Exercise » Find the word "this" in the data. Return every line where it appears.

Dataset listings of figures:
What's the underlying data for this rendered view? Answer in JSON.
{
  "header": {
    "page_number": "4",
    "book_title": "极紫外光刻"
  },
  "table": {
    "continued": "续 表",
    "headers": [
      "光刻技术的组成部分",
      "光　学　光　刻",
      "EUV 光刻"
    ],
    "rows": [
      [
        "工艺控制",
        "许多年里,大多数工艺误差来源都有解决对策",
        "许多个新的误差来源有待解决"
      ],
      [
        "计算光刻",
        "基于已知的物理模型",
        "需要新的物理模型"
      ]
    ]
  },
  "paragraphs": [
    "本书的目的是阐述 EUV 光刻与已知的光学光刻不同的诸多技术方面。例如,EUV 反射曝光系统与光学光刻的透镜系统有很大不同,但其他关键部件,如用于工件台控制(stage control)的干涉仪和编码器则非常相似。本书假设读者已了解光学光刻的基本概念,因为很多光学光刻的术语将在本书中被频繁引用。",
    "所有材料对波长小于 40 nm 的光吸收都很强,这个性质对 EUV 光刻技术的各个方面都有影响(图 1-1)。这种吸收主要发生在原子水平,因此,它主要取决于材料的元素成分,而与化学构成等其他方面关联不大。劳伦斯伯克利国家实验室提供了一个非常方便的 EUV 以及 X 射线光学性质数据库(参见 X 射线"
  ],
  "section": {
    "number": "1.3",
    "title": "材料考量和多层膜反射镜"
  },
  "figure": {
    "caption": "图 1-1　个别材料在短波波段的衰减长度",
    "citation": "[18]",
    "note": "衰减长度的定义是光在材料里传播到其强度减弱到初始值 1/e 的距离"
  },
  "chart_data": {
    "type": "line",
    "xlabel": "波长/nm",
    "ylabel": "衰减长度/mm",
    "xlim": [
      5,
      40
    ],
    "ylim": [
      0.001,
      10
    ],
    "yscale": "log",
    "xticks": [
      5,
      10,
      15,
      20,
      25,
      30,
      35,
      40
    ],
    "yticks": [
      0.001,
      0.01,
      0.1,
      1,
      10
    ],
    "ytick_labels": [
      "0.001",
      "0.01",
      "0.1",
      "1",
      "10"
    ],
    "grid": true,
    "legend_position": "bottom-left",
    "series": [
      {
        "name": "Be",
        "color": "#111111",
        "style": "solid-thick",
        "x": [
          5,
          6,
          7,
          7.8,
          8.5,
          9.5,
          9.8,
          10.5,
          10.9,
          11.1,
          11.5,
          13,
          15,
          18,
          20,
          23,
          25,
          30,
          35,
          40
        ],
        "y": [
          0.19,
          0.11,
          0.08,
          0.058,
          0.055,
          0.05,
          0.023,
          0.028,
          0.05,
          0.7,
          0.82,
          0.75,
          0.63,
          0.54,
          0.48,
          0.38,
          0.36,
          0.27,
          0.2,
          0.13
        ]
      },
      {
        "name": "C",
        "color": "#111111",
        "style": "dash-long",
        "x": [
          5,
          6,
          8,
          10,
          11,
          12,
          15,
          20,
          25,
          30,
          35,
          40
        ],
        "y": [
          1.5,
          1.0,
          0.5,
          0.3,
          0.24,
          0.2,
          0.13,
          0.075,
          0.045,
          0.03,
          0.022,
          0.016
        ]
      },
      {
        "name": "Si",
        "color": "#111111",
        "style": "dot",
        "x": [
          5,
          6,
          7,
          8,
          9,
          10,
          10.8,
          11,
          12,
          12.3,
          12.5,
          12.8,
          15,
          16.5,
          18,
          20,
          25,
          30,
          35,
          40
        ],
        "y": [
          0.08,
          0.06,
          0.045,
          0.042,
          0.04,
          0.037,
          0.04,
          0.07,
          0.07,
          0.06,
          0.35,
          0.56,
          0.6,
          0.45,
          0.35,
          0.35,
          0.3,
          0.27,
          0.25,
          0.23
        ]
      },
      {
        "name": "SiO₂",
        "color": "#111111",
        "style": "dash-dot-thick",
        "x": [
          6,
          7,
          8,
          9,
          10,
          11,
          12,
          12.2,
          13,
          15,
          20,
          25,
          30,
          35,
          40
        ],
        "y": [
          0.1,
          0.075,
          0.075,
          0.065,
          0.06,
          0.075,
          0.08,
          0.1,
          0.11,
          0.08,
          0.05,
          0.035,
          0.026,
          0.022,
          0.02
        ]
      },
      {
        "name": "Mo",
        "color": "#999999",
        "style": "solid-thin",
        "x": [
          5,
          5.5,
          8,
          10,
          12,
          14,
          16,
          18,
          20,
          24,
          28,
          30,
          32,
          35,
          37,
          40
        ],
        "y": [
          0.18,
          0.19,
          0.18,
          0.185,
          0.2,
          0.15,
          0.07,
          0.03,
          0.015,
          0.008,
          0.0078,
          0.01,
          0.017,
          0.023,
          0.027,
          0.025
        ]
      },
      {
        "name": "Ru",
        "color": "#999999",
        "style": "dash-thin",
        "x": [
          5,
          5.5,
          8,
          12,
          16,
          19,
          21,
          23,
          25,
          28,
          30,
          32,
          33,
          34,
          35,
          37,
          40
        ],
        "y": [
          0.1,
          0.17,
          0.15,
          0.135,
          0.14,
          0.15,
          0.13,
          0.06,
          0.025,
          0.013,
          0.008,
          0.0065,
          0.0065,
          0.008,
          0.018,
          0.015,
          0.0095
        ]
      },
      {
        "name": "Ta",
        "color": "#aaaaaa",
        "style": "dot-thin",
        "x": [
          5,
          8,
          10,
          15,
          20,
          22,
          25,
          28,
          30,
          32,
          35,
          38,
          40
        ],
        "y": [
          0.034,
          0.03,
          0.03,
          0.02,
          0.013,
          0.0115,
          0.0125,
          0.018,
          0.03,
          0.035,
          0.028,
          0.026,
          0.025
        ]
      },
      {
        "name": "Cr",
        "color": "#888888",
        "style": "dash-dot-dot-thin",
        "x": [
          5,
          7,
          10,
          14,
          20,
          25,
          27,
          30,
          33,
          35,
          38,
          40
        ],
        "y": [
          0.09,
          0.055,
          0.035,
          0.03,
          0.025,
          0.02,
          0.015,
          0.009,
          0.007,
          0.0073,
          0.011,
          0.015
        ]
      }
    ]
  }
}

--

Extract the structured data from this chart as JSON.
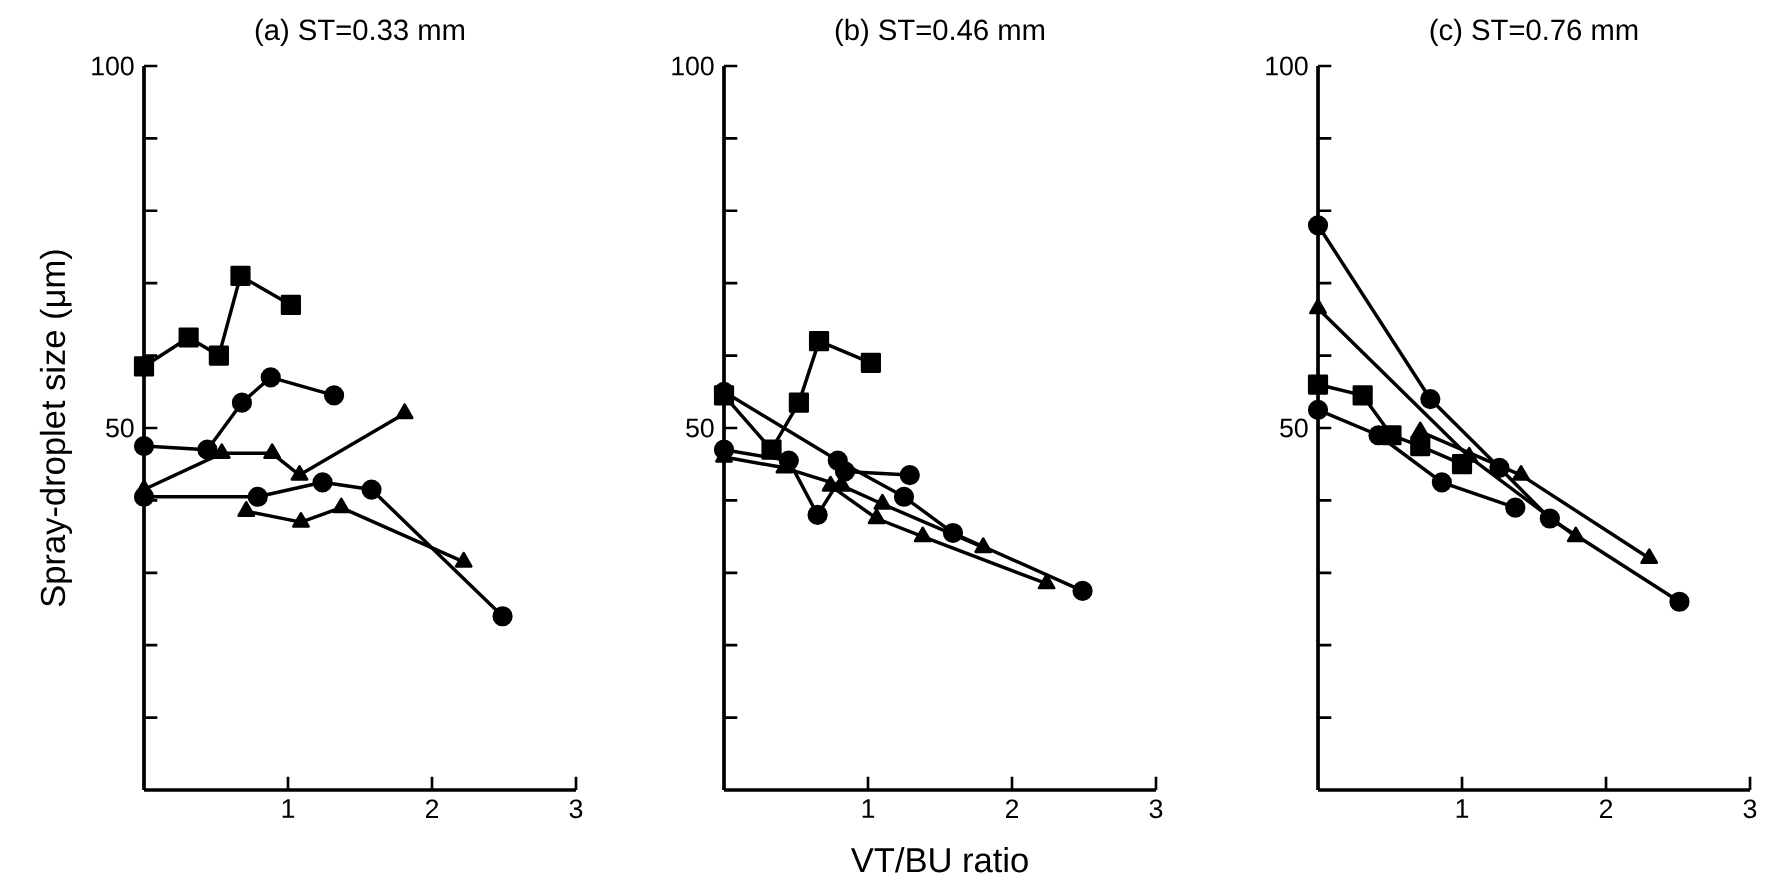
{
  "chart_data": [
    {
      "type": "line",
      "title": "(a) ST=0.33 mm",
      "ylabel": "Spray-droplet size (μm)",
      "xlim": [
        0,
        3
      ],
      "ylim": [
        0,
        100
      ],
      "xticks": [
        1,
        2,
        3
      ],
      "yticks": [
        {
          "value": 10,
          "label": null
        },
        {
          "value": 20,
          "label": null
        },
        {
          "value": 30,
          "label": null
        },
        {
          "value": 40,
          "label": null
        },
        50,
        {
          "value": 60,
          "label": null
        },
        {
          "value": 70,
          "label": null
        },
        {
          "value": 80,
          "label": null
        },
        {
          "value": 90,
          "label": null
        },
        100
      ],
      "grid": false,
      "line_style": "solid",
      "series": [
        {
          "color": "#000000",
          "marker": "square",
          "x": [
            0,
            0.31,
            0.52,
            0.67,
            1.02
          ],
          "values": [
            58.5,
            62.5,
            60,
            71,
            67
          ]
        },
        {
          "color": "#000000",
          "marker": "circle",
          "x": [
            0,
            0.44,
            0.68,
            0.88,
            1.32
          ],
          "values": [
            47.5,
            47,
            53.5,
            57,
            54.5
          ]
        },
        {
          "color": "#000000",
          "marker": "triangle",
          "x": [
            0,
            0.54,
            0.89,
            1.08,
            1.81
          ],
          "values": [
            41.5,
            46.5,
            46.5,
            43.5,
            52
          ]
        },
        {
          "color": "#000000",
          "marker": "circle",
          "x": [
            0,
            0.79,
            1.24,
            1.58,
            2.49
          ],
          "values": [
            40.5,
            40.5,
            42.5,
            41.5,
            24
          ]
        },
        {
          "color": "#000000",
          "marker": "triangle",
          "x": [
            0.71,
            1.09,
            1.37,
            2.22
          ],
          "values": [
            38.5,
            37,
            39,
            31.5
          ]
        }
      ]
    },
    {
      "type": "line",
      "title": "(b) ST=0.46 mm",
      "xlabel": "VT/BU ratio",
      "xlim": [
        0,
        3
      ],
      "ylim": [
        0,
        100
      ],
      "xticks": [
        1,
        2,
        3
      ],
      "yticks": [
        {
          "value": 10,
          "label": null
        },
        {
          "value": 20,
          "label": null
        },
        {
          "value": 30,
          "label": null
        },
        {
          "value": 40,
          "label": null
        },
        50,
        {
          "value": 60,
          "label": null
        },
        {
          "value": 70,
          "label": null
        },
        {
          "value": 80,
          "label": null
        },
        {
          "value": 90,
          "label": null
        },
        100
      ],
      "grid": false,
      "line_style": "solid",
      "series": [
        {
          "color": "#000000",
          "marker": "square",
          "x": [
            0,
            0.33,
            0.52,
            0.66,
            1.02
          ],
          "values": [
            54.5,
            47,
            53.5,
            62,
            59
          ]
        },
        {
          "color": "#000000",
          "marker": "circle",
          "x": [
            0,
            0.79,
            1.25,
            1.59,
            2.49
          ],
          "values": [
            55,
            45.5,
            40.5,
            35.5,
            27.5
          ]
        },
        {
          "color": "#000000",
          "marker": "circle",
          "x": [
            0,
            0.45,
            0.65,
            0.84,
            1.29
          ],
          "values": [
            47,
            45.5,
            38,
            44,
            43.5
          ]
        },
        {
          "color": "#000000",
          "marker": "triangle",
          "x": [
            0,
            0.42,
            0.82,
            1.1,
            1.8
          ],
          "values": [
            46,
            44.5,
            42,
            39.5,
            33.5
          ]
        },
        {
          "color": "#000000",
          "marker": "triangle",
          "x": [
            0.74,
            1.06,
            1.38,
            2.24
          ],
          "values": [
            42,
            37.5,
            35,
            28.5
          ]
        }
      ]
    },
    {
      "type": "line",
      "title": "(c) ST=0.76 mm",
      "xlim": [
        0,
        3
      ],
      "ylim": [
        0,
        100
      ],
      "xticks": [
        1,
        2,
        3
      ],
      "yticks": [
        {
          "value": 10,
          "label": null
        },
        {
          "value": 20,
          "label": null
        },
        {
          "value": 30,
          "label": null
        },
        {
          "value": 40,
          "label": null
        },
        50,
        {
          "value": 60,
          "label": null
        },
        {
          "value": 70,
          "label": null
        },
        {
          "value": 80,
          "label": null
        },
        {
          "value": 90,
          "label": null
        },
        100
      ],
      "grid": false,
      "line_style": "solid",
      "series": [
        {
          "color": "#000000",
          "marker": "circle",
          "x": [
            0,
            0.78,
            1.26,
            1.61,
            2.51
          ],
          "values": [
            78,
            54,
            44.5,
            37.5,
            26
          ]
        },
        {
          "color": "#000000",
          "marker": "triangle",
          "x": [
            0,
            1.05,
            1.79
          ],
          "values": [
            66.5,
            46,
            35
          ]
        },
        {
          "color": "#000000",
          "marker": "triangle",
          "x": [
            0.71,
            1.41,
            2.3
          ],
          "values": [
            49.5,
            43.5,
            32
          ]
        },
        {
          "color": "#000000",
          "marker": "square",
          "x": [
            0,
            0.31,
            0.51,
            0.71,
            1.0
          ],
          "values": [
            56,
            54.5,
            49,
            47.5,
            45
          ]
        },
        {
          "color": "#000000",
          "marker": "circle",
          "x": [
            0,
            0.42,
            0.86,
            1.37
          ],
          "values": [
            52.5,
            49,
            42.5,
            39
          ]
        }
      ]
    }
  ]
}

Answer below »
What's the underlying data for this rendered view? Answer in JSON.
Extract the structured data from this chart as JSON.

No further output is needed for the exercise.